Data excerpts
>> START

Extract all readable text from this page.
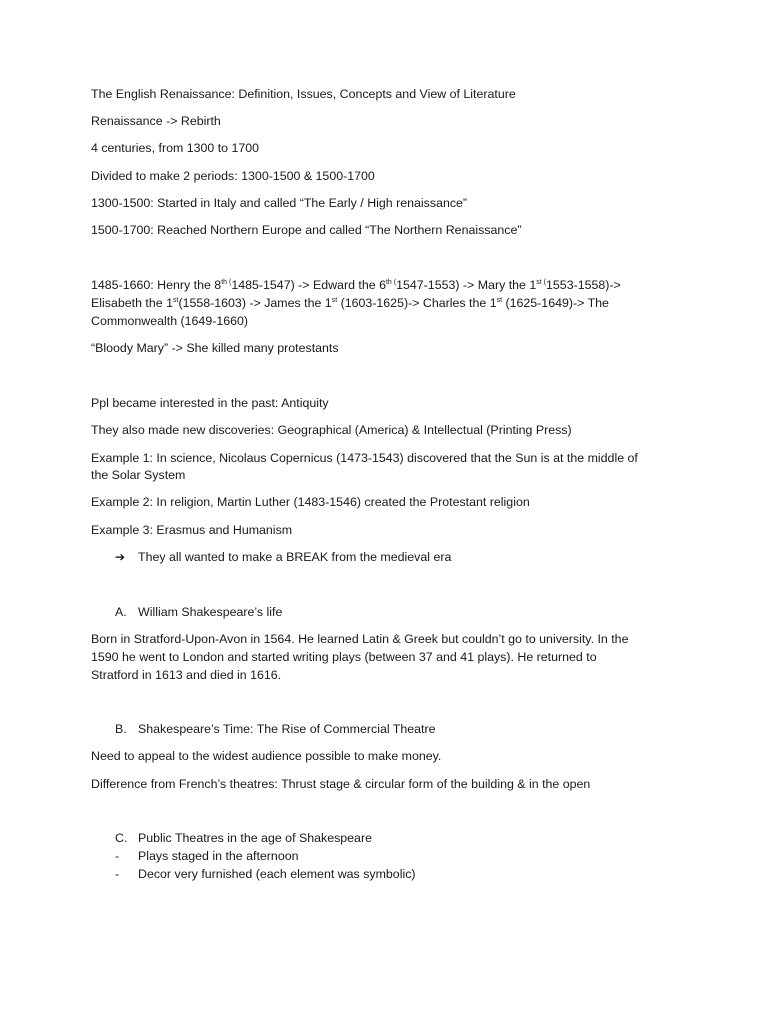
The English Renaissance: Definition, Issues, Concepts and View of Literature
Renaissance -> Rebirth
4 centuries, from 1300 to 1700
Divided to make 2 periods: 1300-1500 & 1500-1700
1300-1500: Started in Italy and called “The Early / High renaissance”
1500-1700: Reached Northern Europe and called “The Northern Renaissance”
1485-1660: Henry the $8^{th (}1485-1547$) -> Edward the $6^{th (}1547-1553$) -> Mary the $1^{st (}1553-1558)->$
Elisabeth the 1st(1558-1603) -> James the 1st (1603-1625)-> Charles the 1st (1625-1649)-> The
Commonwealth (1649-1660)
“Bloody Mary” -> She killed many protestants
Ppl became interested in the past: Antiquity
They also made new discoveries: Geographical (America) & Intellectual (Printing Press)
Example 1: In science, Nicolaus Copernicus (1473-1543) discovered that the Sun is at the middle of
the Solar System
Example 2: In religion, Martin Luther (1483-1546) created the Protestant religion
Example 3: Erasmus and Humanism
➔ They all wanted to make a BREAK from the medieval era
A. William Shakespeare’s life
Born in Stratford-Upon-Avon in 1564. He learned Latin & Greek but couldn’t go to university. In the
1590 he went to London and started writing plays (between 37 and 41 plays). He returned to
Stratford in 1613 and died in 1616.
B. Shakespeare’s Time: The Rise of Commercial Theatre
Need to appeal to the widest audience possible to make money.
Difference from French’s theatres: Thrust stage & circular form of the building & in the open
C. Public Theatres in the age of Shakespeare
- Plays staged in the afternoon
- Decor very furnished (each element was symbolic)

>> END

_AIM_
Give the entries again word for word, but skip the pictures.

_WRITTEN RESPONSE_
Extract all readable text from this page.
The English Renaissance: Definition, Issues, Concepts and View of Literature
Renaissance -> Rebirth
4 centuries, from 1300 to 1700
Divided to make 2 periods: 1300-1500 & 1500-1700
1300-1500: Started in Italy and called “The Early / High renaissance”
1500-1700: Reached Northern Europe and called “The Northern Renaissance”
1485-1660: Henry the $8^{th (}1485-1547$) -> Edward the $6^{th (}1547-1553$) -> Mary the $1^{st (}1553-1558)->$
Elisabeth the 1st(1558-1603) -> James the 1st (1603-1625)-> Charles the 1st (1625-1649)-> The
Commonwealth (1649-1660)
“Bloody Mary” -> She killed many protestants
Ppl became interested in the past: Antiquity
They also made new discoveries: Geographical (America) & Intellectual (Printing Press)
Example 1: In science, Nicolaus Copernicus (1473-1543) discovered that the Sun is at the middle of
the Solar System
Example 2: In religion, Martin Luther (1483-1546) created the Protestant religion
Example 3: Erasmus and Humanism
➔ They all wanted to make a BREAK from the medieval era
A. William Shakespeare’s life
Born in Stratford-Upon-Avon in 1564. He learned Latin & Greek but couldn’t go to university. In the
1590 he went to London and started writing plays (between 37 and 41 plays). He returned to
Stratford in 1613 and died in 1616.
B. Shakespeare’s Time: The Rise of Commercial Theatre
Need to appeal to the widest audience possible to make money.
Difference from French’s theatres: Thrust stage & circular form of the building & in the open
C. Public Theatres in the age of Shakespeare
- Plays staged in the afternoon
- Decor very furnished (each element was symbolic)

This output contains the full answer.